__PROMPT 1__:
Answer these from the thread on .308 deer hunting loads:
(a) What barrel length and twist rate does carsonc1974 give for the rifle?
(b) What kind and length of barrel is on Nambaster's .308?
(c) Which three cheaper bullets does fishreaper suggest for getting more practice?
__PROMPT 2__: Carry on the forum thread about short-barreled .308 deer hunting loads from the point where it stops.

__TEXT EXCERPT__:
# Short Barreled 308 deer hunting load



## carsonc1974 (Jul 23, 2012)

I have a short barreled 308 that I plan on using on my first deer hunt this season. I've been shooting 168grn HPBT federal premium match with good results, but am looking for more of a hunting round. Keeping in mind that groups open up with lighter and cheaper rounds, do you guys have any recommendations for factory loads? I dont have access to reloading gear .


----------



## fishreaper (Jan 2, 2014)

If you're in a position where you are limited to factory ammunition, then it will likely come down to trial and error. Any 150-180 bullet that you can find that is legal for hunting (an expanding bullet) and isn't strictly designed for target shooting will be acceptable. While I have little experience with a .308 specifically, it's little brother the .243 made Winchester Nosler ballistic silver tips shoot pretty well. Once I started reloading they became virtually impossible to find anywhere. However, it is quite incredible what they do when you lace one behind the shoulder on a white tail or pig. I don't see why they wouldn't do exceptionally well beefed up to a .30 caliber on mule deer.
Alternatively,Winchester Power-Points, Remington Core-lokts, and Hornady Interlocks would prove to be perfectly acceptable and cheaper alternatives to get more practice in.


----------



## Nambaster (Nov 15, 2007)

I have a .308 with a 22" bull barrel and every bullet that I have shot out of it pretty much shoots the exact same out of it. I have shot 150 grain corelokts, 165 grain SST's, 180 grain silvertips and now I have some handloaded stuff that I am confident will shot the exact same. It has been a good gun out to 300 yards.


----------



## carsonc1974 (Jul 23, 2012)

I'm talking 16.5"barrel. 1:10 twist. Should I just stick with what I know and use the hpbt? My groups really open up when using cheaper lighter grain stuff.


----------



## fishreaper (Jan 2, 2014)

Because your match loads should be the most accurate available to you, that makes a certain degree of sense. I'd really look into 168 grain ballistic silvertips and 165 grain hornady interbonds/sst. Strictly speaking they aren't cheap, but they aren't the most expensive option either and they are certainly with a try.

__EXCERPTED RECORDS__:
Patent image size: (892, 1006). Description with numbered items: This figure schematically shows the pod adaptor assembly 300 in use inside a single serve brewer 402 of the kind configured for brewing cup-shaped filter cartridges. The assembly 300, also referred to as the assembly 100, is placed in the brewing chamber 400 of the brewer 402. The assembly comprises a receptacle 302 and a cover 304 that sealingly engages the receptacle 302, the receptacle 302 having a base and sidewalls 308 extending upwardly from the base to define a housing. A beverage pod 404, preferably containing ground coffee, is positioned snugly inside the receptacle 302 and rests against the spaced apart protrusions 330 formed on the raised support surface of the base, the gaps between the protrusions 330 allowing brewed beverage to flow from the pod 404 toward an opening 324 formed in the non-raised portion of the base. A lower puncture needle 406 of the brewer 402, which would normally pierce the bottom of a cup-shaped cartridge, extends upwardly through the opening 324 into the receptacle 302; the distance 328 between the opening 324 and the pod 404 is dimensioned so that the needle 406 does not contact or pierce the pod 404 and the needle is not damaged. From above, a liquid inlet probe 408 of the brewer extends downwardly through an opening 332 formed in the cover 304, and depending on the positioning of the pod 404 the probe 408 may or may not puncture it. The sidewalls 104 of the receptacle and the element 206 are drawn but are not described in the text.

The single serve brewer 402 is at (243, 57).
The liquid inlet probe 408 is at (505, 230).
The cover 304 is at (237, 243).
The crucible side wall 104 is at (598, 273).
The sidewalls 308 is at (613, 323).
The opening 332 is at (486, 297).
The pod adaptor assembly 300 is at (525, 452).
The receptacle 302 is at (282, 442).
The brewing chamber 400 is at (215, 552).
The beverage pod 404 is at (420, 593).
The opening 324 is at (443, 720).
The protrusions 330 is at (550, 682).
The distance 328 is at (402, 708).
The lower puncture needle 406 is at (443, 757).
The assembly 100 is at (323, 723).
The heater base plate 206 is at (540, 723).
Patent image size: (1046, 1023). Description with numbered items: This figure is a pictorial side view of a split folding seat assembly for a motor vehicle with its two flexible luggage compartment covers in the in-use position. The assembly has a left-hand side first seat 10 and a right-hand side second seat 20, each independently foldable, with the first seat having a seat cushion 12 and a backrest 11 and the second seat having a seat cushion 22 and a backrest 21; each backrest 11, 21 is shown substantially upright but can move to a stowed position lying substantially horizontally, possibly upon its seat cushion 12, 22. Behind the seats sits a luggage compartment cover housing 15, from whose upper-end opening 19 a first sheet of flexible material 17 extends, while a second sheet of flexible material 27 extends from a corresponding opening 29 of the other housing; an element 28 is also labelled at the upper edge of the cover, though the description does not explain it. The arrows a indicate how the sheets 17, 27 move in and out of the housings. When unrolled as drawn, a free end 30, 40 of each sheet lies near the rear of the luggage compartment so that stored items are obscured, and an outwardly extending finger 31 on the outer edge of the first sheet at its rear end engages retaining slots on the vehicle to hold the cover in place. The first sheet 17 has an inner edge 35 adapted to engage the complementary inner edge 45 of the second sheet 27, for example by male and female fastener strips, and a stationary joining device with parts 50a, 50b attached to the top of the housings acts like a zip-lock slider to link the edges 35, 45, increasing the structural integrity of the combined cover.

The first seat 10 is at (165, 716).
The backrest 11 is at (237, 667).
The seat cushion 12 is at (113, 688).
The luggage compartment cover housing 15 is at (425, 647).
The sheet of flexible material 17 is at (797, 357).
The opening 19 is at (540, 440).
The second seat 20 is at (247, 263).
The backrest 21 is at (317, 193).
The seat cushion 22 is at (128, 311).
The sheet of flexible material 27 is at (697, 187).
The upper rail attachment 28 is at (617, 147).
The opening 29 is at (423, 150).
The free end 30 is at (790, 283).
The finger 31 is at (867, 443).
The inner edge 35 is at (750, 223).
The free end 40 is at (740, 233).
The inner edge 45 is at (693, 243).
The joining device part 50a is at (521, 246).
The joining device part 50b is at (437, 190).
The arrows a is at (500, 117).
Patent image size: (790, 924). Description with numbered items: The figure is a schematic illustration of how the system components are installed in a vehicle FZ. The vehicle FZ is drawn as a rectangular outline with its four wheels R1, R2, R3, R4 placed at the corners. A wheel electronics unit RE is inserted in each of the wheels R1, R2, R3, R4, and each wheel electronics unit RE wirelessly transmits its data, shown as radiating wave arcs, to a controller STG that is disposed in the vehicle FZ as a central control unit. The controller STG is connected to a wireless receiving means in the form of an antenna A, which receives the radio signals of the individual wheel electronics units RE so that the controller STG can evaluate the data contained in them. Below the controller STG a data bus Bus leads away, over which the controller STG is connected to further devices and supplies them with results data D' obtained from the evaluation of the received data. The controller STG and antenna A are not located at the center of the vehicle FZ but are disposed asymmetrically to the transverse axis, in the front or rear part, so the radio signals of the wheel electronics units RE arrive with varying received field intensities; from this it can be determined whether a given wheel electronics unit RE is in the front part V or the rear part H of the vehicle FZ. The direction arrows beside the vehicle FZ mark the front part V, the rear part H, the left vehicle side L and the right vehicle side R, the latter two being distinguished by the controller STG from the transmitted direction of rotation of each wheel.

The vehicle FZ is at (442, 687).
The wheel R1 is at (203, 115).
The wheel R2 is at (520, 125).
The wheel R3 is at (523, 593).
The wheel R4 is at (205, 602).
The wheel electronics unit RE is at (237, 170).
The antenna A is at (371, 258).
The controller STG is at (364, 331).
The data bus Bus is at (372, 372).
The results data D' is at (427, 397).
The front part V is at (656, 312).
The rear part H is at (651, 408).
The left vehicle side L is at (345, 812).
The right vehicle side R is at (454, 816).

__TASK RESPONSE 1__:
(a) A 16.5" barrel with a 1:10 twist.
(b) A 22" bull barrel.
(c) Winchester Power-Points, Remington Core-lokts, and Hornady Interlocks.

__TASK RESPONSE 2__:
I suppose realistically, as long as you lace the bullet right where it needs to go they would probably be sufficient, but I don't know just how tough target bullets are on impact. I have always assumed they were designed to break down pretty quickly to avoid ricochets or damage to metal plates.


----------



## Critter (Mar 20, 2010)

Remember you don't need a rifle that shoots 1/2" groups at 200 yards to kill a deer. If your groups open up to 2" at what ever distance you are shooting that will kill a deer.


----------



## ram2h2o (Sep 11, 2007)

I've had a Rem. M600 carbine in .308 since the mid 70's. Have always used a 150 grain Hornady light Magnum and it has killed many a deer and hog in Mississippi and Louisiana. Was very accurate and had great grouping at 200 yards. Gave it to my son when he was 12 and he shot it for years until he got his Ruger M77 in .308. He became a sniper in the US army and on SWAT team in police force after his discharge from the service.


----------



## carsonc1974 (Jul 23, 2012)

I found some report of people using match ammo with good success, and alot of people who advised against it. It sounds like I just need to do some shooting to see what hunting ammo will work.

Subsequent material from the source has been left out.